Extract each line containing the string "title".

▸ **Task data**:

☆ ☆ ☆ ☆ ☆ ☆ ☆

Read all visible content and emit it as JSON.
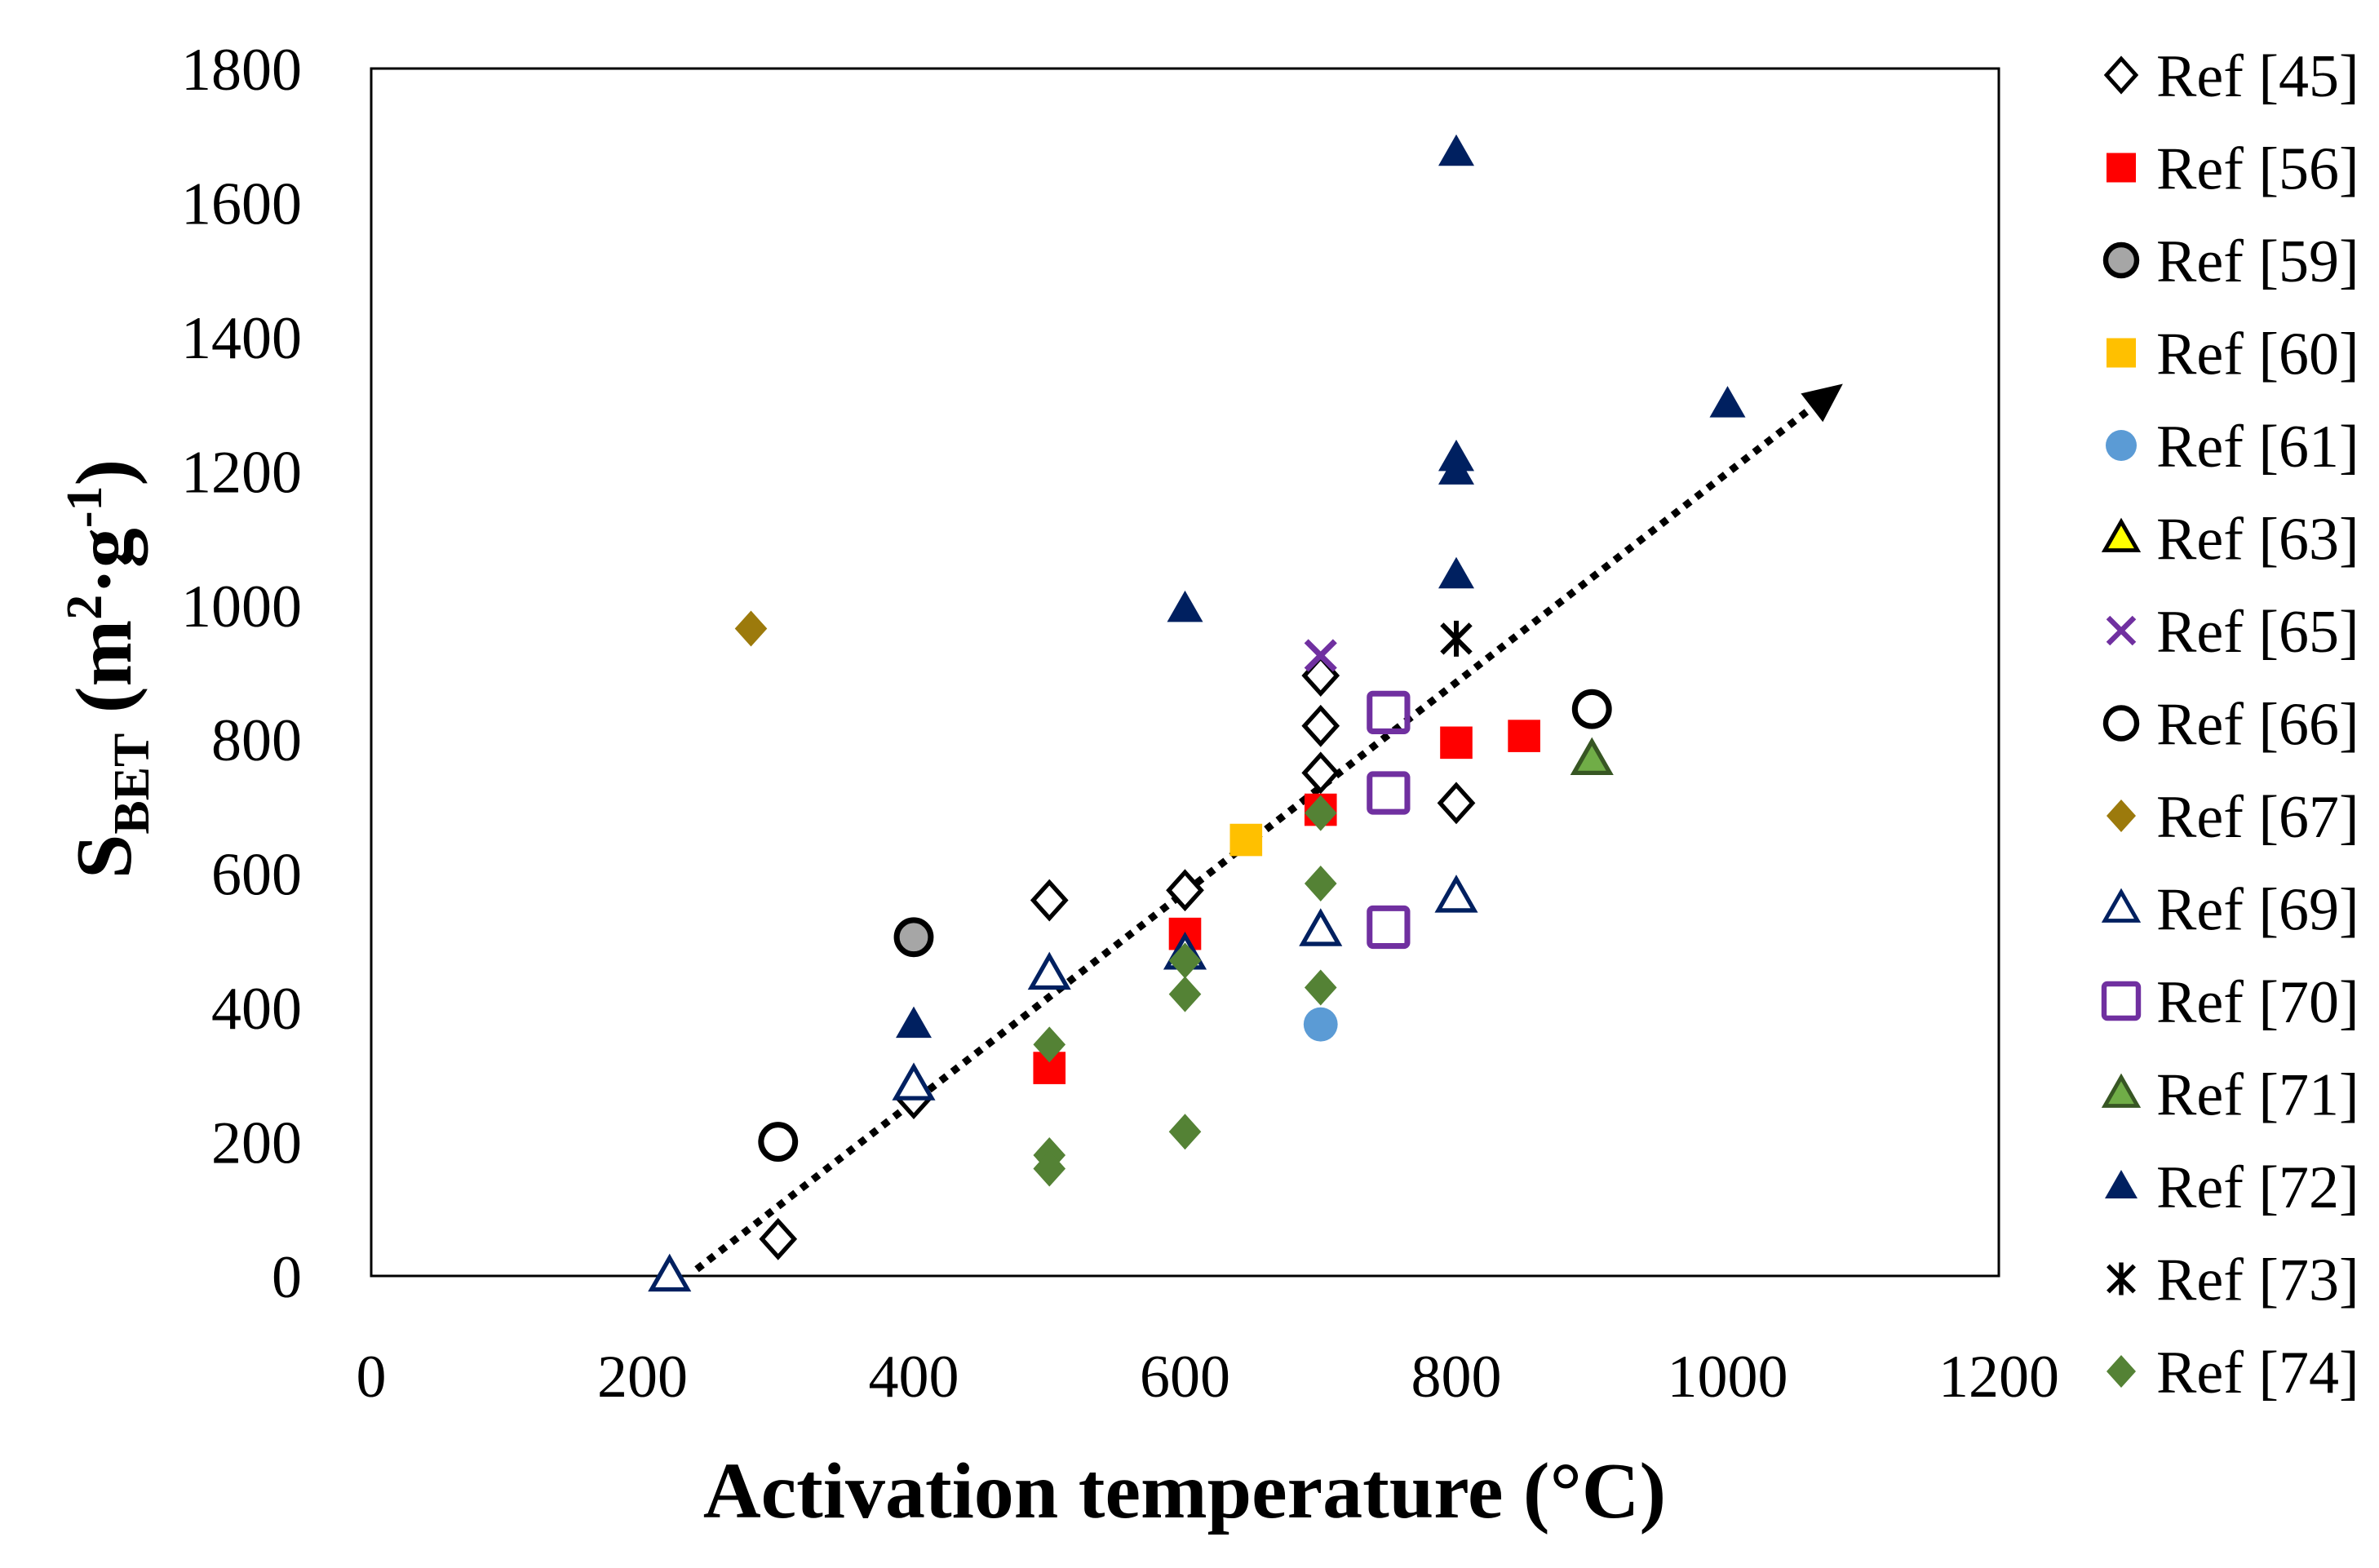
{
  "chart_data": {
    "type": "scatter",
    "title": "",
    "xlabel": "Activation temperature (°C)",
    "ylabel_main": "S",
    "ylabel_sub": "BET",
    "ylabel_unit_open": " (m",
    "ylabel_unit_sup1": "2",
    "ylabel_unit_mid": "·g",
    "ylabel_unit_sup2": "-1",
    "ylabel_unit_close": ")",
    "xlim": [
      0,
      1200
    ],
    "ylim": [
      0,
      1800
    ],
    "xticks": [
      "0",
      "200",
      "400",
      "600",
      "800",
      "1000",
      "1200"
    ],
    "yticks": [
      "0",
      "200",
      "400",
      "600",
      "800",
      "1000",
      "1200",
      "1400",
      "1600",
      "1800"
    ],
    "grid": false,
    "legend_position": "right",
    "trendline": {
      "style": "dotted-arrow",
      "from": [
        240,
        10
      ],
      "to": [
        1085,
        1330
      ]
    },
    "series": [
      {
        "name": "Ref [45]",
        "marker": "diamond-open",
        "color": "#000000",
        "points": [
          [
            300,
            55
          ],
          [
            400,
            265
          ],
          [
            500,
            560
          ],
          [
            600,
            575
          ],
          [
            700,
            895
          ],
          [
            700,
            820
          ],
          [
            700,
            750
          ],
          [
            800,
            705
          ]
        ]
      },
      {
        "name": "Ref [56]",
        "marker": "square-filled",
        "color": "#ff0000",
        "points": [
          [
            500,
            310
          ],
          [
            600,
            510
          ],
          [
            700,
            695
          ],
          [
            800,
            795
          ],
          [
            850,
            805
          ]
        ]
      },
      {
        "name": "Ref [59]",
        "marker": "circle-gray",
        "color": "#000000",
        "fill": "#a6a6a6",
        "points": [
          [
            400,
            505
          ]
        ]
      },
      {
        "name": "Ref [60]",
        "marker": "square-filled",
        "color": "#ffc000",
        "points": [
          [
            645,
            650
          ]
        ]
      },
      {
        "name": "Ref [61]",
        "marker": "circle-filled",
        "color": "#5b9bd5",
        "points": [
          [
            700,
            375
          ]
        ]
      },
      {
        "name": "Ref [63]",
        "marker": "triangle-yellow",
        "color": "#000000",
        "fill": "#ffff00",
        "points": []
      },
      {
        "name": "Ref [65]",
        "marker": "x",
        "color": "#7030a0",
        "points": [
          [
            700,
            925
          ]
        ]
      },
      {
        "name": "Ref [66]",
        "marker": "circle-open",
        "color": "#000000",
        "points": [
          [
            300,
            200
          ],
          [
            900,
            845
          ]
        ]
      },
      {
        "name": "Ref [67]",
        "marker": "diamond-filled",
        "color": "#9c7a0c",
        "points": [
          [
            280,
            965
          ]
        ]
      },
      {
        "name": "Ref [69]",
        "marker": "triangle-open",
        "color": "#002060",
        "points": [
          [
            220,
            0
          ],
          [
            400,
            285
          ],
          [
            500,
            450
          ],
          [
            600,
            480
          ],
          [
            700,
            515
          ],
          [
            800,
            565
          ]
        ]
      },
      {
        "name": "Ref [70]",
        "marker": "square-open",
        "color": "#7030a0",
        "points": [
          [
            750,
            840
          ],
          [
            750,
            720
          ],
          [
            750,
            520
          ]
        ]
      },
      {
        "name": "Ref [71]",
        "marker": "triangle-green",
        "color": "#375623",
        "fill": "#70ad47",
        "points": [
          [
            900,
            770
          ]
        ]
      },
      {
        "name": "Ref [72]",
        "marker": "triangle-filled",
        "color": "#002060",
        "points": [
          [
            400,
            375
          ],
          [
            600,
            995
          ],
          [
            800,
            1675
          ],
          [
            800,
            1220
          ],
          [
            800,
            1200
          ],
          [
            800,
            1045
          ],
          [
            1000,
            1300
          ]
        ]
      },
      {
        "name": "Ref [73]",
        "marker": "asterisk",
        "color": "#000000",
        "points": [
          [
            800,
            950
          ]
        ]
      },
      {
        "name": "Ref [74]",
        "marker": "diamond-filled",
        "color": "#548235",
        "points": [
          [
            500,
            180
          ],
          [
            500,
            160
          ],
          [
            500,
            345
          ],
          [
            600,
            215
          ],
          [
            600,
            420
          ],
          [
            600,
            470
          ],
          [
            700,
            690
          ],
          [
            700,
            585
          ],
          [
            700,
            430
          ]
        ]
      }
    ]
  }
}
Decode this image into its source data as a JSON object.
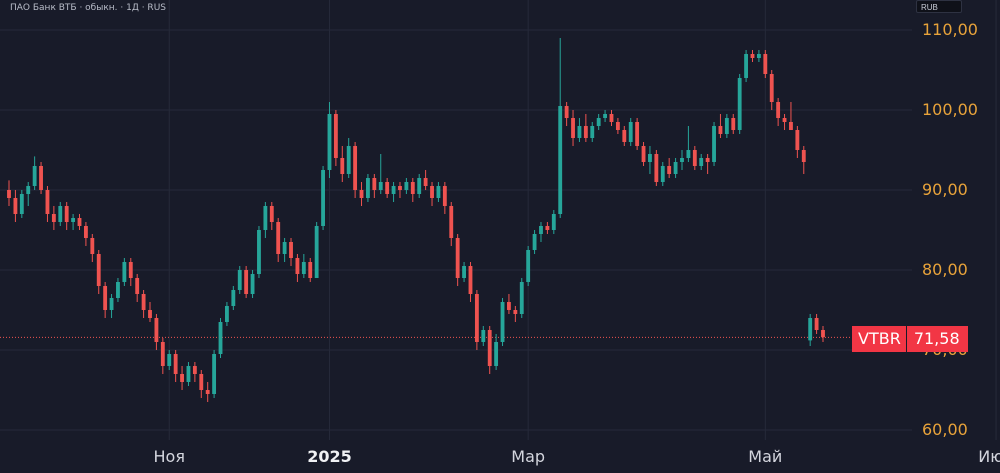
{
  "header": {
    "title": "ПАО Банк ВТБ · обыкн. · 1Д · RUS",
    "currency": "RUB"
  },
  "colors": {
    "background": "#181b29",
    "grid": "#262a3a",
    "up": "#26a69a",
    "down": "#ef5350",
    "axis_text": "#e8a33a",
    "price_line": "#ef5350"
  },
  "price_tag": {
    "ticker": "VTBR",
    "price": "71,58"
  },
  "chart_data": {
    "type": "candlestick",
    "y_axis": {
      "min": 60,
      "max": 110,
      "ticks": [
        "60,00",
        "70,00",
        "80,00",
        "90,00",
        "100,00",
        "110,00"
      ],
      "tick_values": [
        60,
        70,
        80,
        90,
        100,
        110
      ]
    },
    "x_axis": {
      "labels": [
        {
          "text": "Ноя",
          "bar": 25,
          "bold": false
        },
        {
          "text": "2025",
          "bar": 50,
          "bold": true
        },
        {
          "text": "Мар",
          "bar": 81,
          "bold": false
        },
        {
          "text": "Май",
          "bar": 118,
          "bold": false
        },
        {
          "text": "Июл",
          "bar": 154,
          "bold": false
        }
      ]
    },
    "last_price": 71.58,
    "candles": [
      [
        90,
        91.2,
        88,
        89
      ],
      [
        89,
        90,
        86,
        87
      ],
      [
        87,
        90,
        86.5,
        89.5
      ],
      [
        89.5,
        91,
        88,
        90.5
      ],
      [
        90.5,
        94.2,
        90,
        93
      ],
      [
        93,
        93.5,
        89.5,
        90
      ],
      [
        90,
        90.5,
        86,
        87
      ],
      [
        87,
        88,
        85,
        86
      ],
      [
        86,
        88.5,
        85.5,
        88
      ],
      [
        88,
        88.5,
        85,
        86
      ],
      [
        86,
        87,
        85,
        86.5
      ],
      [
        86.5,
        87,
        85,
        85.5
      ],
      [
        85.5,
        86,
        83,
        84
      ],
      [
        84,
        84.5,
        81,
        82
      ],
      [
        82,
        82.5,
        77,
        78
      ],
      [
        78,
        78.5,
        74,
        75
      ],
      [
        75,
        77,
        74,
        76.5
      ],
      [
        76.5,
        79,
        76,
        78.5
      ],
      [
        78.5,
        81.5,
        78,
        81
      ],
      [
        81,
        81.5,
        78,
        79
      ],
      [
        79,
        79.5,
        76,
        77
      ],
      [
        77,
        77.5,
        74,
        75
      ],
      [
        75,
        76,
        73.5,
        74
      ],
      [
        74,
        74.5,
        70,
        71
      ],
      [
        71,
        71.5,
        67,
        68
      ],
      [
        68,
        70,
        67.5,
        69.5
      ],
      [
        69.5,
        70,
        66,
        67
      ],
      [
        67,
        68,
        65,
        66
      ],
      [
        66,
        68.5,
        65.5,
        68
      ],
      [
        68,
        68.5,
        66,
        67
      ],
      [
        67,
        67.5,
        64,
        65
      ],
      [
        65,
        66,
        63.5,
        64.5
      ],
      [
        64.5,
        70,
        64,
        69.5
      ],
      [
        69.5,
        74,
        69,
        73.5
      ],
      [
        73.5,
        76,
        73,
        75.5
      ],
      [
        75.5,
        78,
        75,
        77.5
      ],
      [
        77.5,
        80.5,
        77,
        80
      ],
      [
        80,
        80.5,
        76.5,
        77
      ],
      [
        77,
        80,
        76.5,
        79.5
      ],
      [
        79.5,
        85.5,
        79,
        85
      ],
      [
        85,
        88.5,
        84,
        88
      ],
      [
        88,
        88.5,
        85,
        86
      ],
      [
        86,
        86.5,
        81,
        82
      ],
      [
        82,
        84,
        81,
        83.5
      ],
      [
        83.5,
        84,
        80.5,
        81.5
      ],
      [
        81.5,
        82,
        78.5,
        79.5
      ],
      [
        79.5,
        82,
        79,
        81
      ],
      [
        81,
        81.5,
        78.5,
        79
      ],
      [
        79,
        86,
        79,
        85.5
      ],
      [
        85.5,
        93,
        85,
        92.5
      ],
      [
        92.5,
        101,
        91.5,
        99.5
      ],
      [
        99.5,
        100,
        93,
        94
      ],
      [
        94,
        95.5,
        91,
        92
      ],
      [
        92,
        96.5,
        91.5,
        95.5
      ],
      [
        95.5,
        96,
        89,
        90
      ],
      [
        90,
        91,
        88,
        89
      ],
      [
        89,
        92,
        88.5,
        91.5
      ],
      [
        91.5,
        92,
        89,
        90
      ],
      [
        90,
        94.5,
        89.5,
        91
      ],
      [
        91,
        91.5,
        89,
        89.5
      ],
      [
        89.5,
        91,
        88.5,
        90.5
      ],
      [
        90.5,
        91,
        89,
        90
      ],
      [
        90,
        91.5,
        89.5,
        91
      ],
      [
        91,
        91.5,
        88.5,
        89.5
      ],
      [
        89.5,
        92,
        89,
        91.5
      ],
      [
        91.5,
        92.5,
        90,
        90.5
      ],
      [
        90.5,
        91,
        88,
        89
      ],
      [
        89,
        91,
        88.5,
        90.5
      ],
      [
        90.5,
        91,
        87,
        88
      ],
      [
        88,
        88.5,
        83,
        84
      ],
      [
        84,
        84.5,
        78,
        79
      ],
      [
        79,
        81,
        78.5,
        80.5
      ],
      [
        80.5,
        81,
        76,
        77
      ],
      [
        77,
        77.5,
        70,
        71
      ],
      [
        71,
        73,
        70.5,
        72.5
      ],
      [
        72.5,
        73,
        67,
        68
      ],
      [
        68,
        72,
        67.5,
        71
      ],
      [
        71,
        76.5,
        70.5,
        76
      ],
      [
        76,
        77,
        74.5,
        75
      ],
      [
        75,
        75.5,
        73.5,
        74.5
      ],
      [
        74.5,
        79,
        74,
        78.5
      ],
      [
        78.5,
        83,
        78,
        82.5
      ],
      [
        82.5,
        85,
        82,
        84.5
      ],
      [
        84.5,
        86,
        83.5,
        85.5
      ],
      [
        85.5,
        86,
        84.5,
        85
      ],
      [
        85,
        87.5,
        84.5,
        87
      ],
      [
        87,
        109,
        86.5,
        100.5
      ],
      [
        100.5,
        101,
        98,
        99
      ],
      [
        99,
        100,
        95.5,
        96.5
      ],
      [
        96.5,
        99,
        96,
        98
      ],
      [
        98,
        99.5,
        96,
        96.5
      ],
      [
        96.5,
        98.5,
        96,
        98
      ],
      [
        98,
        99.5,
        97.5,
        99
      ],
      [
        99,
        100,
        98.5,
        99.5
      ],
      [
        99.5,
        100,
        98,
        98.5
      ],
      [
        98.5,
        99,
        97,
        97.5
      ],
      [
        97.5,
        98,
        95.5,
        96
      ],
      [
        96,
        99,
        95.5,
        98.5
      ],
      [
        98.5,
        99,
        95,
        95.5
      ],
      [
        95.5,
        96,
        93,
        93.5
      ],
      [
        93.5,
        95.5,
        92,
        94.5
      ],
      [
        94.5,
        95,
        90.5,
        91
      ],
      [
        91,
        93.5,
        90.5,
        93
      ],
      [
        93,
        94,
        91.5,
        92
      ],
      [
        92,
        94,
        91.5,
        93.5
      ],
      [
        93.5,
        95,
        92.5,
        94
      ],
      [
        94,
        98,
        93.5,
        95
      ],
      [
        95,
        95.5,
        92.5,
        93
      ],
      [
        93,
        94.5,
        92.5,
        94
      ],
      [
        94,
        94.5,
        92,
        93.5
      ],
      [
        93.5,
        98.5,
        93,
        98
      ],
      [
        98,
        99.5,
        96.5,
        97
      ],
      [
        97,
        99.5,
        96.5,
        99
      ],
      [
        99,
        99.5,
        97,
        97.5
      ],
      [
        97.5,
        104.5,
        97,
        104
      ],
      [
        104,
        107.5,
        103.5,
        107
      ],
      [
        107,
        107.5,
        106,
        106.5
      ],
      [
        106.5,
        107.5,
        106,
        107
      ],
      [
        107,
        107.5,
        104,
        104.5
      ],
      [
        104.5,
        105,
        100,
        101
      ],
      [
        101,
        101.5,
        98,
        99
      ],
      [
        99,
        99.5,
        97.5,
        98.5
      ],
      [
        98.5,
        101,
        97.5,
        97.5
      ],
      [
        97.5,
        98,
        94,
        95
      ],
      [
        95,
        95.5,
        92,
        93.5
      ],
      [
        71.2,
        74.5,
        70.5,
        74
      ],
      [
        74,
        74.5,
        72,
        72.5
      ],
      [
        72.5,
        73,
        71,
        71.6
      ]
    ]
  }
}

☆ ☆ ☆ ☆ ☆ ☆ ☆

▸ **Exercise answer**:
    "title": "",
    "title": "ПАО Банк ВТБ · обыкн. · 1Д · RUS",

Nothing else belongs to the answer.